What to work on ::
Copy out the data from the line with "contact-initials: АВ <box>287 56 313 82</box>" through the line with "panel-marker-badge: 1 <box>245", both included, changing nothing.

Data extract ::
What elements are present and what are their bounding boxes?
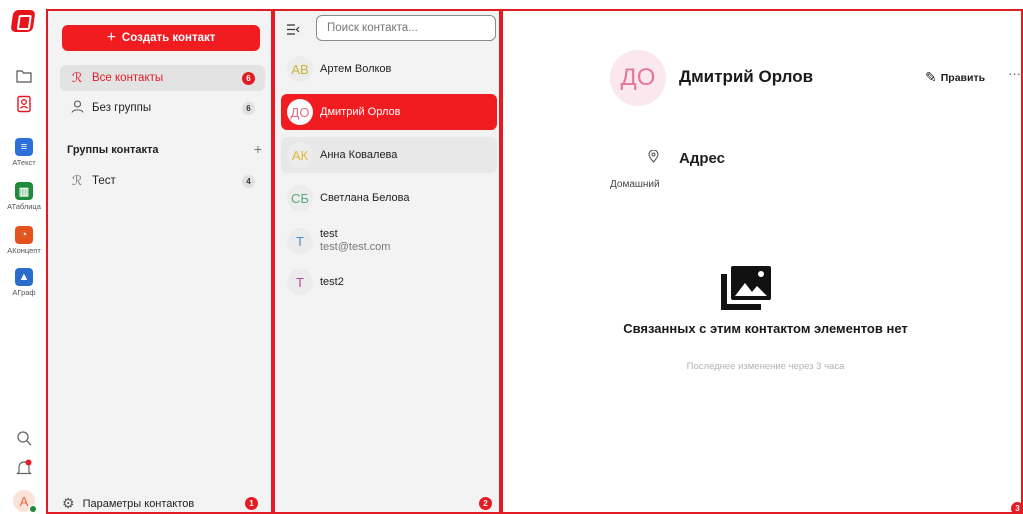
contact-initials: АВ <box>287 56 313 82</box>
user-avatar[interactable]: A <box>13 490 37 513</box>
contact-name: Артем Волков <box>320 63 392 75</box>
create-contact-label: Создать контакт <box>121 32 216 44</box>
contacts-list-panel: АВ Артем Волков ДО Дмитрий Орлов АК Анна… <box>273 9 501 514</box>
count-badge: 6 <box>242 72 255 85</box>
sidebar-item-no-group[interactable]: Без группы 6 <box>60 95 265 121</box>
panel-marker-badge: 2 <box>479 497 492 510</box>
count-badge: 6 <box>242 102 255 115</box>
sidebar-item-group-test[interactable]: ℛ Тест 4 <box>60 168 265 194</box>
spreadsheet-icon: ▥ <box>15 182 33 200</box>
app-rail: ≡ АТекст ▥ АТаблица ◔ АКонцепт ▲ АГраф A <box>0 0 48 514</box>
sidebar-item-label: Тест <box>92 175 116 187</box>
address-type: Домашний <box>610 179 660 190</box>
contact-initials: СБ <box>287 185 313 211</box>
presentation-icon: ◔ <box>15 226 33 244</box>
contacts-app-icon[interactable] <box>14 94 34 114</box>
contact-row[interactable]: АВ Артем Волков <box>281 51 497 87</box>
folder-icon[interactable] <box>14 66 34 86</box>
rail-app-text[interactable]: ≡ АТекст <box>0 138 48 167</box>
contact-initials: T <box>287 228 313 254</box>
groups-panel: + Создать контакт ℛ Все контакты 6 Без г… <box>46 9 273 514</box>
text-doc-icon: ≡ <box>15 138 33 156</box>
contact-avatar: ДО <box>610 50 666 106</box>
contact-name: test2 <box>320 276 344 288</box>
contact-name: Светлана Белова <box>320 192 410 204</box>
sidebar-item-label: Все контакты <box>92 72 164 84</box>
user-avatar-letter: A <box>19 493 29 509</box>
address-label: Адрес <box>679 150 726 167</box>
contacts-settings-link[interactable]: ⚙ Параметры контактов <box>62 495 194 512</box>
rail-app-caption: АТекст <box>12 158 36 167</box>
contact-name: test <box>320 228 338 240</box>
contact-detail-panel: ДО Дмитрий Орлов ✎ Править ··· Адрес Дом… <box>501 9 1023 514</box>
gear-icon: ⚙ <box>62 495 75 511</box>
last-modified-text: Последнее изменение через 3 часа <box>686 361 845 372</box>
location-pin-icon <box>648 149 659 166</box>
contact-row-selected[interactable]: ДО Дмитрий Орлов <box>281 94 497 130</box>
panel-marker-badge: 3 <box>1011 502 1023 514</box>
plus-icon: + <box>106 29 116 46</box>
contact-name: Анна Ковалева <box>320 149 398 161</box>
panel-marker-badge: 1 <box>245 497 258 510</box>
contact-row[interactable]: АК Анна Ковалева <box>281 137 497 173</box>
sidebar-item-label: Без группы <box>92 102 152 114</box>
groups-header-label: Группы контакта <box>67 144 159 156</box>
contact-row[interactable]: СБ Светлана Белова <box>281 180 497 216</box>
online-status-dot <box>29 505 37 513</box>
empty-state-title: Связанных с этим контактом элементов нет <box>623 321 908 336</box>
app-logo[interactable] <box>10 10 36 32</box>
contact-initials: АК <box>287 142 313 168</box>
people-icon: ℛ <box>71 173 83 188</box>
rail-app-graph[interactable]: ▲ АГраф <box>0 268 48 297</box>
groups-header: Группы контакта + <box>67 141 262 157</box>
create-contact-button[interactable]: + Создать контакт <box>62 25 260 51</box>
contact-row[interactable]: T test test@test.com <box>281 223 497 259</box>
contact-initials: ДО <box>287 99 313 125</box>
photo-library-icon <box>721 266 771 315</box>
rail-app-caption: АТаблица <box>7 202 41 211</box>
pencil-icon: ✎ <box>925 69 937 85</box>
edit-button[interactable]: ✎ Править <box>925 69 985 86</box>
rail-app-table[interactable]: ▥ АТаблица <box>0 182 48 211</box>
count-badge: 4 <box>242 175 255 188</box>
people-icon: ℛ <box>71 70 83 85</box>
contact-row[interactable]: T test2 <box>281 264 497 300</box>
person-icon <box>68 100 86 116</box>
image-icon: ▲ <box>15 268 33 286</box>
add-group-icon[interactable]: + <box>254 141 262 157</box>
edit-label: Править <box>940 71 986 84</box>
rail-app-concept[interactable]: ◔ АКонцепт <box>0 226 48 255</box>
search-icon[interactable] <box>14 428 34 448</box>
sidebar-item-all-contacts[interactable]: ℛ Все контакты 6 <box>60 65 265 91</box>
rail-app-caption: АКонцепт <box>7 246 41 255</box>
contact-initials: T <box>287 269 313 295</box>
collapse-sidebar-icon[interactable] <box>287 23 300 38</box>
rail-app-caption: АГраф <box>12 288 36 297</box>
contact-name: Дмитрий Орлов <box>320 106 401 118</box>
notification-bell-icon[interactable] <box>14 458 34 478</box>
more-options-icon[interactable]: ··· <box>1008 66 1021 81</box>
settings-label: Параметры контактов <box>82 497 195 510</box>
search-input[interactable] <box>316 15 496 41</box>
contact-full-name: Дмитрий Орлов <box>679 67 814 86</box>
contact-email: test@test.com <box>320 241 391 253</box>
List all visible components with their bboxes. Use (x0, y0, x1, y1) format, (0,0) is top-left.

Full answer ::
contact-initials: АВ <box>287 56 313 82</box>
user-avatar[interactable]: A <box>13 490 37 513</box>
contact-name: Артем Волков <box>320 63 392 75</box>
create-contact-label: Создать контакт <box>121 32 216 44</box>
contacts-list-panel: АВ Артем Волков ДО Дмитрий Орлов АК Анна… <box>273 9 501 514</box>
count-badge: 6 <box>242 72 255 85</box>
sidebar-item-no-group[interactable]: Без группы 6 <box>60 95 265 121</box>
panel-marker-badge: 2 <box>479 497 492 510</box>
count-badge: 6 <box>242 102 255 115</box>
sidebar-item-group-test[interactable]: ℛ Тест 4 <box>60 168 265 194</box>
spreadsheet-icon: ▥ <box>15 182 33 200</box>
app-rail: ≡ АТекст ▥ АТаблица ◔ АКонцепт ▲ АГраф A <box>0 0 48 514</box>
sidebar-item-label: Тест <box>92 175 116 187</box>
address-type: Домашний <box>610 179 660 190</box>
contact-initials: СБ <box>287 185 313 211</box>
presentation-icon: ◔ <box>15 226 33 244</box>
contacts-app-icon[interactable] <box>14 94 34 114</box>
contact-row[interactable]: АВ Артем Волков <box>281 51 497 87</box>
folder-icon[interactable] <box>14 66 34 86</box>
rail-app-text[interactable]: ≡ АТекст <box>0 138 48 167</box>
contact-initials: T <box>287 228 313 254</box>
groups-panel: + Создать контакт ℛ Все контакты 6 Без г… <box>46 9 273 514</box>
text-doc-icon: ≡ <box>15 138 33 156</box>
contact-avatar: ДО <box>610 50 666 106</box>
contact-name: test2 <box>320 276 344 288</box>
contact-name: Светлана Белова <box>320 192 410 204</box>
sidebar-item-label: Все контакты <box>92 72 164 84</box>
user-avatar-letter: A <box>19 493 29 509</box>
address-label: Адрес <box>679 150 726 167</box>
contacts-settings-link[interactable]: ⚙ Параметры контактов <box>62 495 194 512</box>
rail-app-caption: АТекст <box>12 158 36 167</box>
contact-name: test <box>320 228 338 240</box>
contact-detail-panel: ДО Дмитрий Орлов ✎ Править ··· Адрес Дом… <box>501 9 1023 514</box>
gear-icon: ⚙ <box>62 495 75 511</box>
last-modified-text: Последнее изменение через 3 часа <box>686 361 845 372</box>
location-pin-icon <box>648 149 659 166</box>
contact-row-selected[interactable]: ДО Дмитрий Орлов <box>281 94 497 130</box>
panel-marker-badge: 3 <box>1011 502 1023 514</box>
plus-icon: + <box>106 29 116 46</box>
contact-name: Анна Ковалева <box>320 149 398 161</box>
panel-marker-badge: 1 <box>245 497 258 510</box>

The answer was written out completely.